**PROBLEM TO SOLVE**
Go through the entries below and count the lines holding the word "name". Reply with only the number, please.

**ENTRIES SHOWN**
········

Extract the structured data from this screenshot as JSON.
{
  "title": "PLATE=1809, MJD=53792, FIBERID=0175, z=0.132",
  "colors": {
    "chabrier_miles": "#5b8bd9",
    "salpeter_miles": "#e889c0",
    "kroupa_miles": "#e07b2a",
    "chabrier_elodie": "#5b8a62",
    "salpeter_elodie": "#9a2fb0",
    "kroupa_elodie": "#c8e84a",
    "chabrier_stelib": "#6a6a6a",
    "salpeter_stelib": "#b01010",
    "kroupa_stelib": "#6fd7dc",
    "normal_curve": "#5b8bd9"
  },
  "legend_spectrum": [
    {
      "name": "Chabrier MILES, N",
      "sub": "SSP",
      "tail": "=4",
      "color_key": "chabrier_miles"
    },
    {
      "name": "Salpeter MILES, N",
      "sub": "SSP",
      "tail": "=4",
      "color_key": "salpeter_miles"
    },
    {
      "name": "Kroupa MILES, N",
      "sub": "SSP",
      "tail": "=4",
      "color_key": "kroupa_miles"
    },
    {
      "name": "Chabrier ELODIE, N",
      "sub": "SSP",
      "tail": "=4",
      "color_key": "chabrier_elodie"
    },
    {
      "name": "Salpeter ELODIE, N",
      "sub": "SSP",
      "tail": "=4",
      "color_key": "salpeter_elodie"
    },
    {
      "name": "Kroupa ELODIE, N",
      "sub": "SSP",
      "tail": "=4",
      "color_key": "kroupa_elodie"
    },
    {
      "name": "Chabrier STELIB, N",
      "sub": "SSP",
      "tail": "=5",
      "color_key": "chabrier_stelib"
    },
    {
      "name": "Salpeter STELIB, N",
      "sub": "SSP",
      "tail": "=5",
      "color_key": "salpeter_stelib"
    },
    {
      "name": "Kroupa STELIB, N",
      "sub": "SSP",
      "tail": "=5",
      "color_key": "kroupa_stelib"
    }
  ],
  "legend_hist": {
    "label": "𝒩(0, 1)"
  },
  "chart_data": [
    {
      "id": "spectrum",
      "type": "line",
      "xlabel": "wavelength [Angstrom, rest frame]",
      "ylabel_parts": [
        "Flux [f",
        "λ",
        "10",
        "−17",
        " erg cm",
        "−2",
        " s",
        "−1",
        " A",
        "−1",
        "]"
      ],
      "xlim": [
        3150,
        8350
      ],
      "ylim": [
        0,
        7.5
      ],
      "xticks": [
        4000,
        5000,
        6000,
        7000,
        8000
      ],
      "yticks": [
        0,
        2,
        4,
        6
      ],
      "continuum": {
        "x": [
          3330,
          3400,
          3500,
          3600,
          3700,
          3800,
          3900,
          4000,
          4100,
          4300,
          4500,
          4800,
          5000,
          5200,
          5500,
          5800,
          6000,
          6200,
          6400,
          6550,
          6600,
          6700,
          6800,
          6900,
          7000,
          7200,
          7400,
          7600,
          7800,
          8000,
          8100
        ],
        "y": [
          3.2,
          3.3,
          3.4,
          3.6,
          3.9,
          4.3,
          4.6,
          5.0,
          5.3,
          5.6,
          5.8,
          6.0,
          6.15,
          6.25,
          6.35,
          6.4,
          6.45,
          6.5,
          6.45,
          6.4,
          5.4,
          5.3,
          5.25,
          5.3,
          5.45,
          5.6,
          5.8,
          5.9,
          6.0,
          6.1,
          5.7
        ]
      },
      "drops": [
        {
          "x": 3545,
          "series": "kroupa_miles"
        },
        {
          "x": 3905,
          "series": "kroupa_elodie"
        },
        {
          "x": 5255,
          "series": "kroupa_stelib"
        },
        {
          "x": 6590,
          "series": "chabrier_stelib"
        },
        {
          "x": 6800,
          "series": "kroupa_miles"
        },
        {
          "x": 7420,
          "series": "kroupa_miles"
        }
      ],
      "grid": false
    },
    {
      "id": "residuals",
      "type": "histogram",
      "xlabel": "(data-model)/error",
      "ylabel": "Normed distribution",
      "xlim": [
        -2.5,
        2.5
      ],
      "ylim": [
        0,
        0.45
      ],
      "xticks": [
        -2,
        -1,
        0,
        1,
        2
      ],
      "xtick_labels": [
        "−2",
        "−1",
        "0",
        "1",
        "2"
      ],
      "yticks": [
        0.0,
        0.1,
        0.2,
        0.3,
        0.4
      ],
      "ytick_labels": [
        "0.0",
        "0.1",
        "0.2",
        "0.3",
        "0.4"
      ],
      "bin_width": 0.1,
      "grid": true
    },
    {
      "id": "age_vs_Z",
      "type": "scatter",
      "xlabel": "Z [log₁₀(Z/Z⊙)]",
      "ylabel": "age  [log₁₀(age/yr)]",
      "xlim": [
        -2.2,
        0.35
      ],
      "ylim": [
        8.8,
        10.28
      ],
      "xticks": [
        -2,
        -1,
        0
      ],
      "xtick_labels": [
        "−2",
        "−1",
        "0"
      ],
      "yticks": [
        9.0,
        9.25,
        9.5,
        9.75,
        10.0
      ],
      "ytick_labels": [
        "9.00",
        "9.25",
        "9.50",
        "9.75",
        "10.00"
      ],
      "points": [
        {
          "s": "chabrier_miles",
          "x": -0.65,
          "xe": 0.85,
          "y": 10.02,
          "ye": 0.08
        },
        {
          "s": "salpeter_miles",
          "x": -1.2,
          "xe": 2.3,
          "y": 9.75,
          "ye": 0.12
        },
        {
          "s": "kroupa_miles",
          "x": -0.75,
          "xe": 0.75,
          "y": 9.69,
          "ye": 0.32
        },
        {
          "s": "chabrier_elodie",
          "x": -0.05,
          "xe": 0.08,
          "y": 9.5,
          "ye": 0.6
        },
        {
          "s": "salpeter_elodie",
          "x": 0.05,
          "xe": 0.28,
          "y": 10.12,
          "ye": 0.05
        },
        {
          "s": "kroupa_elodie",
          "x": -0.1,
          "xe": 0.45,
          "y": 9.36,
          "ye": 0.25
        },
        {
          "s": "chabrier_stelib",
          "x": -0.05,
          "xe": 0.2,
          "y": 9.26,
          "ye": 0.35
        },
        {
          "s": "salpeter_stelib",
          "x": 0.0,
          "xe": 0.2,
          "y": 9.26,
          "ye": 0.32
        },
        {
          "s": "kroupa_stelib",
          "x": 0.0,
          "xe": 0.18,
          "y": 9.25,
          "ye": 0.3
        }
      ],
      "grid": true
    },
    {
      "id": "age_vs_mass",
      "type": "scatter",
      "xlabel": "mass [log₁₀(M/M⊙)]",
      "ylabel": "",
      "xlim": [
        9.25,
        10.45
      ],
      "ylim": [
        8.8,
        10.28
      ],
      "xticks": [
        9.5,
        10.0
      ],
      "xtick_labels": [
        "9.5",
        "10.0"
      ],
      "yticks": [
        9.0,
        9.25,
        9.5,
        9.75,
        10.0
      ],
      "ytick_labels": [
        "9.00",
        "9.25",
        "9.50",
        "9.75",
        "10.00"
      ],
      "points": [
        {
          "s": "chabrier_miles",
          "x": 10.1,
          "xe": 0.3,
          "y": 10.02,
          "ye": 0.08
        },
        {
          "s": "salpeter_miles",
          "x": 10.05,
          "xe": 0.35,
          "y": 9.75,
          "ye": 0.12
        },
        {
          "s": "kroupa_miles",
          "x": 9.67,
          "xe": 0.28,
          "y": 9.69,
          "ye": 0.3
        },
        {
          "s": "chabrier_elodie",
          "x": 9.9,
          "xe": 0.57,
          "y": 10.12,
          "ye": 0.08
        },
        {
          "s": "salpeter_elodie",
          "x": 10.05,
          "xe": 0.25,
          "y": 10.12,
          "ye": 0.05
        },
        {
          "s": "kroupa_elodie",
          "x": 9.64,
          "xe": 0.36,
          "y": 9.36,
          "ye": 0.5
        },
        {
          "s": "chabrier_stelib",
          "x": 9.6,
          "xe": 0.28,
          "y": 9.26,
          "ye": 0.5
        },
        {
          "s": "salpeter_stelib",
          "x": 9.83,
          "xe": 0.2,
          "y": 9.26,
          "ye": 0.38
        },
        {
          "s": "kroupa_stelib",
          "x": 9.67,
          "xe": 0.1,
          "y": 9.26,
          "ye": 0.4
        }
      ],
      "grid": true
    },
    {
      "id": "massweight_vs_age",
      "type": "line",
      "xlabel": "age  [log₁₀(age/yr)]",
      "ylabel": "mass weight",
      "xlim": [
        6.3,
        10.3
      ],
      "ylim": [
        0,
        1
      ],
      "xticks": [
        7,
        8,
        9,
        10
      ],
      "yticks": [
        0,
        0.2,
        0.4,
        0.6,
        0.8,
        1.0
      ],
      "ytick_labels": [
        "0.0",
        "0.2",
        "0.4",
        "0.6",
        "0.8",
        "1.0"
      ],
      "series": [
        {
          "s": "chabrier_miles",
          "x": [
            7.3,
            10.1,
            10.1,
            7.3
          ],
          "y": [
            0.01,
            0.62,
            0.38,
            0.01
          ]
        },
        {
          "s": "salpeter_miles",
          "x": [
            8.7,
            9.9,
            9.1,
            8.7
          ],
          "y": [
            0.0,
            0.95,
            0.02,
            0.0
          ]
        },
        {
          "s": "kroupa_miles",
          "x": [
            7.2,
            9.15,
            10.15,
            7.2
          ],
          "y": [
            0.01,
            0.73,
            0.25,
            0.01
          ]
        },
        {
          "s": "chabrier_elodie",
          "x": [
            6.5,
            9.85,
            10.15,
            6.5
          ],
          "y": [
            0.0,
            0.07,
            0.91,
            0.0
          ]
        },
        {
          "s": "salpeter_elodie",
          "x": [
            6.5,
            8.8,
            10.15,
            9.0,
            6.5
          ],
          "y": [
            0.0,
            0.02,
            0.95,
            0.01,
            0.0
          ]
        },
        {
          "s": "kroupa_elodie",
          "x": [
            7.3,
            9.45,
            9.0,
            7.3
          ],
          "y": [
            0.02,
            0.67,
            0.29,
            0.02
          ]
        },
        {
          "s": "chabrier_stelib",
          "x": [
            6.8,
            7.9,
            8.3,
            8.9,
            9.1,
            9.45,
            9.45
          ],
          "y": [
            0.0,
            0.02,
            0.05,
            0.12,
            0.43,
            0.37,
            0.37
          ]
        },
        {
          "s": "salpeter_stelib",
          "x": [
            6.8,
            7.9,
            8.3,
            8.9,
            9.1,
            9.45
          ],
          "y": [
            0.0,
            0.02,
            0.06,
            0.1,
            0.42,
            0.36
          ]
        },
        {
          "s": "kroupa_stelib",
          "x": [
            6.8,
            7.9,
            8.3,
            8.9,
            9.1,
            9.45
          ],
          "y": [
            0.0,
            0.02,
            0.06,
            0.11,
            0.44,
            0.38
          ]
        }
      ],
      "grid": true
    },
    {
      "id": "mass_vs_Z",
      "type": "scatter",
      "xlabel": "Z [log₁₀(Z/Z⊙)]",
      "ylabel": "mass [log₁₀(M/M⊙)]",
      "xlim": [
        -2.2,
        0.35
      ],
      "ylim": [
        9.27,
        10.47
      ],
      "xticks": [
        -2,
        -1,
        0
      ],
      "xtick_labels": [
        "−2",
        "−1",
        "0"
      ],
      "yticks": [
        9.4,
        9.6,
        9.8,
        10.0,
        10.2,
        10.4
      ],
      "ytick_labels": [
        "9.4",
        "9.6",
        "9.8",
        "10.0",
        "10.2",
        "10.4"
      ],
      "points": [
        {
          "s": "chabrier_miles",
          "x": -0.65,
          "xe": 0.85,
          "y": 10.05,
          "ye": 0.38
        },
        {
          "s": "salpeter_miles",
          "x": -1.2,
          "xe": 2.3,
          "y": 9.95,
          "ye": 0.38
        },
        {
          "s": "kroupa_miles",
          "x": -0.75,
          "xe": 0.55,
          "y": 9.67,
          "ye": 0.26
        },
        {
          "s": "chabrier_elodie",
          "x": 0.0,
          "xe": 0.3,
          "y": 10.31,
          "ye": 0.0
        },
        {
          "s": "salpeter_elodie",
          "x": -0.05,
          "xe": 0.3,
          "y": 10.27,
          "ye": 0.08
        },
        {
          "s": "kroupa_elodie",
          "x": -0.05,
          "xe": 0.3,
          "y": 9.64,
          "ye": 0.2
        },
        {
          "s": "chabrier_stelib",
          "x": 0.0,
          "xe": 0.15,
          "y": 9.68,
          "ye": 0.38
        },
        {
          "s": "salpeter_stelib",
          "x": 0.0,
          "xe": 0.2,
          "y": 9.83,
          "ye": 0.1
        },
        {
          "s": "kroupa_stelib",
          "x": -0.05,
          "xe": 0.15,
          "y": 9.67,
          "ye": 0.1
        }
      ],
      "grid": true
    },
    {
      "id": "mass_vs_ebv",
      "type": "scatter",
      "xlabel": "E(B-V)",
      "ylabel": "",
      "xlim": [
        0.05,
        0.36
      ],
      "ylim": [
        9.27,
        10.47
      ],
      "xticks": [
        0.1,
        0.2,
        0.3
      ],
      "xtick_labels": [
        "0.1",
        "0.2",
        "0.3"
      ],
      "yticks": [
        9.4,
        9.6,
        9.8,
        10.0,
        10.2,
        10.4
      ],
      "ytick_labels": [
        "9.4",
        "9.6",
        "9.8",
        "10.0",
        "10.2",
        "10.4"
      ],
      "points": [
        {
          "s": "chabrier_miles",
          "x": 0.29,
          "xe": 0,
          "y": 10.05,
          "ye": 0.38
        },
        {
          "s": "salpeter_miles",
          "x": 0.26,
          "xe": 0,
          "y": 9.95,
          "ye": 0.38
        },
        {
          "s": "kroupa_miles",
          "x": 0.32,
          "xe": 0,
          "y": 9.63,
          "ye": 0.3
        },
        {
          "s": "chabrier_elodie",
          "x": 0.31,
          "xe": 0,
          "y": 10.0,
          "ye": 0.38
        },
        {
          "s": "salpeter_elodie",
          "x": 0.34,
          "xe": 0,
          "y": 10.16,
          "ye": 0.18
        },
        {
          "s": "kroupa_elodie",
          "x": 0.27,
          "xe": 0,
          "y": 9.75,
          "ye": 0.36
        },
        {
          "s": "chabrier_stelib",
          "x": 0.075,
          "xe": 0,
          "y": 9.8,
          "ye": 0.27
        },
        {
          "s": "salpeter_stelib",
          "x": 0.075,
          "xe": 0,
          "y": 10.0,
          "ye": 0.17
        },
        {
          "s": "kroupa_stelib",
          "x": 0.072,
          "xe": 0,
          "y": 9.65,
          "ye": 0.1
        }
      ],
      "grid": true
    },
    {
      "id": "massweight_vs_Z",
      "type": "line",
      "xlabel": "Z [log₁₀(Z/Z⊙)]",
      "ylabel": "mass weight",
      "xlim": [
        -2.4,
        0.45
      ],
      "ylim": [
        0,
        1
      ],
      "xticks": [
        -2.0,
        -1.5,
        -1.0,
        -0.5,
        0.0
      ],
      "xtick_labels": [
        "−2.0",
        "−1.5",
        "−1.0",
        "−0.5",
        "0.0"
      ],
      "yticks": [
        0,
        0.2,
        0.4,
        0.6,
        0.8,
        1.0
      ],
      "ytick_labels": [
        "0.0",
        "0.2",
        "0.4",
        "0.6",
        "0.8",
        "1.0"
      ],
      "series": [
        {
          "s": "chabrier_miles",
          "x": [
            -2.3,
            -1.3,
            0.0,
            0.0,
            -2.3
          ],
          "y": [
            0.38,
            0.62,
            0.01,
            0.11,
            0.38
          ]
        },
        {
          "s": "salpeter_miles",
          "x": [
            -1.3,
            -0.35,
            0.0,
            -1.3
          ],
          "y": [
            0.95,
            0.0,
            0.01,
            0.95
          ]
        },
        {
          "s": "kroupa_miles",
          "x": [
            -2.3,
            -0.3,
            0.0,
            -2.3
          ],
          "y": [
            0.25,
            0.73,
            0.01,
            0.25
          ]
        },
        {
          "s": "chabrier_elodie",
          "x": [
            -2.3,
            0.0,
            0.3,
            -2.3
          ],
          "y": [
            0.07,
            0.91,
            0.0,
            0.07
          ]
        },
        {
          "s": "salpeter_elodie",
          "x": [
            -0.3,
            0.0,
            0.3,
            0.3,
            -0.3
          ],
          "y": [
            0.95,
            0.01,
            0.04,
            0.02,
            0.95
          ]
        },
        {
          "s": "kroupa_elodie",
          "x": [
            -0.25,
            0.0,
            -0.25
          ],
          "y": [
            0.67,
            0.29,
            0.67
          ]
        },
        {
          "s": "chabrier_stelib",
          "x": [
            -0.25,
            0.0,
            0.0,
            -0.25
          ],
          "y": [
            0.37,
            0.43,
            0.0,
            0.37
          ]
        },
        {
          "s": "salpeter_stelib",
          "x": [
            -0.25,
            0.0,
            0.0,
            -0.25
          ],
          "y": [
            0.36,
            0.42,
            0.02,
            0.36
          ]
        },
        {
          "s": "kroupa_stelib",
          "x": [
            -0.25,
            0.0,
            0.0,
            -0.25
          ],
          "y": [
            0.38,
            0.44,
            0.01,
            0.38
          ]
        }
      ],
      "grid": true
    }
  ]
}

········

**FULL RESPONSE**
9